**Task inputs**
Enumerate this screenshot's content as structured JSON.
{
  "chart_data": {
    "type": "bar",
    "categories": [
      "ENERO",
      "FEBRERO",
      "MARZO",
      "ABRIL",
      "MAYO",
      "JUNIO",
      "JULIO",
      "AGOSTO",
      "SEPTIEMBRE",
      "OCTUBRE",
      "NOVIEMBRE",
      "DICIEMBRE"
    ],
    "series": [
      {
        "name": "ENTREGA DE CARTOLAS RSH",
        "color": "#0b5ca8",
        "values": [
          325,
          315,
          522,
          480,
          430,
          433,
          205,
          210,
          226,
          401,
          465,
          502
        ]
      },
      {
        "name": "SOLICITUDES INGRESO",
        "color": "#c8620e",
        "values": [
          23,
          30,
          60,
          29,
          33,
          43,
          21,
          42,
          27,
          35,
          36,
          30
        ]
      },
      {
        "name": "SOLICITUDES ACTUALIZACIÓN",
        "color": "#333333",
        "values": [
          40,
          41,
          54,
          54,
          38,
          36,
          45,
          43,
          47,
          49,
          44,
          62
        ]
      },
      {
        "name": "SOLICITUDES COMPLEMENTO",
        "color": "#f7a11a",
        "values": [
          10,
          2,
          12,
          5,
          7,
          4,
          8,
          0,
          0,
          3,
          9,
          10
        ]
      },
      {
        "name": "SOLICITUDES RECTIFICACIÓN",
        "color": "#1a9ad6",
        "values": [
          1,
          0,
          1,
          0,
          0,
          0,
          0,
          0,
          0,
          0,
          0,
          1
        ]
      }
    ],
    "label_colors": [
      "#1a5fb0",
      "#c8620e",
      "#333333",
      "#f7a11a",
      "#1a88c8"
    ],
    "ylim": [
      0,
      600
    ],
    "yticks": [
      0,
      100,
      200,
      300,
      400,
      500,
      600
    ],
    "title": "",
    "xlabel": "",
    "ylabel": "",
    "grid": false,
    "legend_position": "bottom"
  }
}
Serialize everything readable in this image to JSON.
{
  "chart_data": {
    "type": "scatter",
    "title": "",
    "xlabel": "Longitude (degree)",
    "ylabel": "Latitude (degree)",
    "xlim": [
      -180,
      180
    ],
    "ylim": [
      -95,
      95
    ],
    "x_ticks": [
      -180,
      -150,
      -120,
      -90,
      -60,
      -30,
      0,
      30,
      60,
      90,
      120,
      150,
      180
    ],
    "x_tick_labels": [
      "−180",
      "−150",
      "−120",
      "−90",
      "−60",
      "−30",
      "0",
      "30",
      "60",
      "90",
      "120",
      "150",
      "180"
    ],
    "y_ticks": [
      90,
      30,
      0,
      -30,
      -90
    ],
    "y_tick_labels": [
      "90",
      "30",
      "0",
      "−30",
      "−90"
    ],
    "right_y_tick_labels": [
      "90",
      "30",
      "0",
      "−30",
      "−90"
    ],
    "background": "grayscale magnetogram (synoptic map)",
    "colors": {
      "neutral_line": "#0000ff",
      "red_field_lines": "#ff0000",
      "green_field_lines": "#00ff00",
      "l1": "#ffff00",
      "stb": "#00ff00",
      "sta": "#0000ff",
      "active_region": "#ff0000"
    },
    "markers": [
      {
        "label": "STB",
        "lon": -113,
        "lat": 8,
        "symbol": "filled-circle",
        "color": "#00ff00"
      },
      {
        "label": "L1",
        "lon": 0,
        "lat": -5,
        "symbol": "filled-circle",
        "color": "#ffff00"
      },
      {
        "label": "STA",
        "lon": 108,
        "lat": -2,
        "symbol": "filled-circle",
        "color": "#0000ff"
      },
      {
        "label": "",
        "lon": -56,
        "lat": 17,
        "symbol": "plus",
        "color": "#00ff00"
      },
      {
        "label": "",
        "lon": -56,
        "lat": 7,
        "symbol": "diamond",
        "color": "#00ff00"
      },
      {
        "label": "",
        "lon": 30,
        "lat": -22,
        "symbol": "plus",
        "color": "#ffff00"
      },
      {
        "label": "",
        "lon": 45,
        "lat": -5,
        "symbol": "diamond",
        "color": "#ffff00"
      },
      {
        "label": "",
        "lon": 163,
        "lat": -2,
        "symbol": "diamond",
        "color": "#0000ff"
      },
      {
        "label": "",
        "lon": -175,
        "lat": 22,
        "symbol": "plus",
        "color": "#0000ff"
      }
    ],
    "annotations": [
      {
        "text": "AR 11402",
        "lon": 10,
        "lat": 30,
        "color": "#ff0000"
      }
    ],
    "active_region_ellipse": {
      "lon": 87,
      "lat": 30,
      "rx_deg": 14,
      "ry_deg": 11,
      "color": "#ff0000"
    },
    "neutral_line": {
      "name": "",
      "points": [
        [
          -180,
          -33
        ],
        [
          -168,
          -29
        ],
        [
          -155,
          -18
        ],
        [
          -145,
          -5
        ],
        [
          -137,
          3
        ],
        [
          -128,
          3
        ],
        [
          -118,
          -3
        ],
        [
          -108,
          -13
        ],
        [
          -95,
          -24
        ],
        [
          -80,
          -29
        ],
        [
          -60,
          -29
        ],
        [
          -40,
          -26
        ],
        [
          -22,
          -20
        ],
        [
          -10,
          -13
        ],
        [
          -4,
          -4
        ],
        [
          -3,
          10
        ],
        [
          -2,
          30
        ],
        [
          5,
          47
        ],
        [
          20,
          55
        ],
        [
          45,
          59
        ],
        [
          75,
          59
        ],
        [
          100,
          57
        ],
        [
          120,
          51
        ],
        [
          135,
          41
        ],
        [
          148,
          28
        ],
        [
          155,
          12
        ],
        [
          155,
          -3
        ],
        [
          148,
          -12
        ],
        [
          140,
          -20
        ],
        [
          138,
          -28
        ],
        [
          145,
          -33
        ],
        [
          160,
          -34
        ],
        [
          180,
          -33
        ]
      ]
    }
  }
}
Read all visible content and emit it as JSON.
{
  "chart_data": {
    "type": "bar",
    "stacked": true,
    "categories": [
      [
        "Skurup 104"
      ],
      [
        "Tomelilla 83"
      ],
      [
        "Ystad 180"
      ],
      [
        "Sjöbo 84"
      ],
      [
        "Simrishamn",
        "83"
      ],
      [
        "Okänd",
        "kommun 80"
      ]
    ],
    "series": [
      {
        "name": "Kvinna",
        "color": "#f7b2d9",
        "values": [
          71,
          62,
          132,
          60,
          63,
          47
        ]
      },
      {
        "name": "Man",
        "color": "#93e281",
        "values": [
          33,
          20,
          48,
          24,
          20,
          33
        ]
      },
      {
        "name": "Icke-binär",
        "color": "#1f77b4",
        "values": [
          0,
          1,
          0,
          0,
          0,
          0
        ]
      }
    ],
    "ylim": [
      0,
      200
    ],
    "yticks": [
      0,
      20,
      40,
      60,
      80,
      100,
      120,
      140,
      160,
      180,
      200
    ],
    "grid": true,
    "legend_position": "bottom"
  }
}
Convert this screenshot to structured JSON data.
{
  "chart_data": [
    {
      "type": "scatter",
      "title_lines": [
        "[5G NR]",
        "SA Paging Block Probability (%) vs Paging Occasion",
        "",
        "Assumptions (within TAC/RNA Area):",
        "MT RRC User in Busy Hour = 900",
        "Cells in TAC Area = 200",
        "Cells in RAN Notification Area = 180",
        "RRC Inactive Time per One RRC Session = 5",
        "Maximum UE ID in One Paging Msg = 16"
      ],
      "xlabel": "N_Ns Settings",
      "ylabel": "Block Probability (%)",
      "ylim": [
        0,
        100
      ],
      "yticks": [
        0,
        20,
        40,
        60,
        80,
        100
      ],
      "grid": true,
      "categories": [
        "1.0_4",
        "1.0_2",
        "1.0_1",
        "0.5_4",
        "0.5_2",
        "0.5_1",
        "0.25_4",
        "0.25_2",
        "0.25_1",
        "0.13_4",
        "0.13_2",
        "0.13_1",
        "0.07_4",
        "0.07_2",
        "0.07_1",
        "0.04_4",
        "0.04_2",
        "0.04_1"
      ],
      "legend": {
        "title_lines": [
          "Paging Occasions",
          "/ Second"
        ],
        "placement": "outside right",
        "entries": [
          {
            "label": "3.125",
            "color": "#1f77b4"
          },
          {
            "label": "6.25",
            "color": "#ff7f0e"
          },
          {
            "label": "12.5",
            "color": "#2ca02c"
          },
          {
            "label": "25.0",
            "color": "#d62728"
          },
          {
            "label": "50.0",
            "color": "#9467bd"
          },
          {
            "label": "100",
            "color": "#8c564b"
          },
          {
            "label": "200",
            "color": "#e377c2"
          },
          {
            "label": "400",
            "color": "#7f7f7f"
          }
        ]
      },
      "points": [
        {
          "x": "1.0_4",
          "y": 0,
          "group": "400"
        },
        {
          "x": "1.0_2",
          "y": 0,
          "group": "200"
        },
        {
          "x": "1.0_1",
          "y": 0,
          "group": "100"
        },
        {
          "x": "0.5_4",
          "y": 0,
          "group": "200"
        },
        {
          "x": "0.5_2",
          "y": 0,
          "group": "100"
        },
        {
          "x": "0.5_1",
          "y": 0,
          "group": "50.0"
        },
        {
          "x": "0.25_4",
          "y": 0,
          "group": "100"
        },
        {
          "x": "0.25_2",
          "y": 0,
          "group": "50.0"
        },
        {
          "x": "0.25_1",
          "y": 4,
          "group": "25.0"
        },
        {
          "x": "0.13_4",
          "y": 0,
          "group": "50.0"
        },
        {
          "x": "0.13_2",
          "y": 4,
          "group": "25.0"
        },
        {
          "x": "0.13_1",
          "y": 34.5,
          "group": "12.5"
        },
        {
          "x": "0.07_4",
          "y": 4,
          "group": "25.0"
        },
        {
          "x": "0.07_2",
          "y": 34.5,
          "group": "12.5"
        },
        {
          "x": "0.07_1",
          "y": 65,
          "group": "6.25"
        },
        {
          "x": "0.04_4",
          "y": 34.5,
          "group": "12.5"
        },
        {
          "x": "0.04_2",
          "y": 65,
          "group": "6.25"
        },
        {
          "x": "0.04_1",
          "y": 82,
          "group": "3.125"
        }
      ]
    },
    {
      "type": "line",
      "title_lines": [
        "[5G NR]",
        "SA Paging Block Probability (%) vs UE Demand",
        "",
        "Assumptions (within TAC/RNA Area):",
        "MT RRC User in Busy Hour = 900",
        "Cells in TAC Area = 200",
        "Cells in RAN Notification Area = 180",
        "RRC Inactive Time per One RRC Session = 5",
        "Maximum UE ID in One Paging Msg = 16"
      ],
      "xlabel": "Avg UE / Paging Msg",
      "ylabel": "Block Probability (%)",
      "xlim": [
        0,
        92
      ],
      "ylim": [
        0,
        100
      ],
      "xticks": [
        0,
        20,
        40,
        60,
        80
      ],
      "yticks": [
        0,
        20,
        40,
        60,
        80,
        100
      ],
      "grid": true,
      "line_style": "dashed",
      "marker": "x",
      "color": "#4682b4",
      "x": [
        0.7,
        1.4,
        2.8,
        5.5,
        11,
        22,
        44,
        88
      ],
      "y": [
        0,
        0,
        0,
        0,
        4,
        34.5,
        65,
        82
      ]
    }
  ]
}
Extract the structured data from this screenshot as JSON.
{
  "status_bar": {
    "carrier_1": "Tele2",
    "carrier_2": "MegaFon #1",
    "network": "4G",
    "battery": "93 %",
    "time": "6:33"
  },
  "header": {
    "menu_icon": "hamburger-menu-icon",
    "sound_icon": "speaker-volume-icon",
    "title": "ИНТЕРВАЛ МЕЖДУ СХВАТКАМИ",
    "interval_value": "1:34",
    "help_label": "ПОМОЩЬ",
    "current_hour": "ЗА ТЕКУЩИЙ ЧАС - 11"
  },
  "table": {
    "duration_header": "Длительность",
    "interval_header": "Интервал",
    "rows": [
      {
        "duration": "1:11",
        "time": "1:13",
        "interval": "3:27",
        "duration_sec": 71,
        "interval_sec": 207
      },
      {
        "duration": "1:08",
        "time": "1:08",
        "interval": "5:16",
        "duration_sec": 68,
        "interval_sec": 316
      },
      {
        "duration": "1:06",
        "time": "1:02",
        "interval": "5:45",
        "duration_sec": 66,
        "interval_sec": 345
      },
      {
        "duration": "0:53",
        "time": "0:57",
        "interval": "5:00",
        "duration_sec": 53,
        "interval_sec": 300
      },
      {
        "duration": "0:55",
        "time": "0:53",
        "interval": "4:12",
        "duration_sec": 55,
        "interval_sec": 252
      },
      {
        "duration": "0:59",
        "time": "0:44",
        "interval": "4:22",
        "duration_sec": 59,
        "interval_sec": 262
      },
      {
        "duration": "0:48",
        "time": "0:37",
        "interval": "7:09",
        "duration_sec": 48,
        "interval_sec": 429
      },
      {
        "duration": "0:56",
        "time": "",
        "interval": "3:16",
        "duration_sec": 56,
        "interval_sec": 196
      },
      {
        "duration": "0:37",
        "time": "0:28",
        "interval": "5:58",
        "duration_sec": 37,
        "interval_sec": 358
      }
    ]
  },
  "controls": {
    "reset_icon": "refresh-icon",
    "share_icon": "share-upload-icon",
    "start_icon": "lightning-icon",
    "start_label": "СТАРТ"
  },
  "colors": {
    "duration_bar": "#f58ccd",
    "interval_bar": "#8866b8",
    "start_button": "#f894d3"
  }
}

**Problem details**
Identify the lines of the data that contain the word "true". Copy each of them.

**Correct result**
    "stacked": true,
    "grid": true,
      "grid": true,
      "grid": true,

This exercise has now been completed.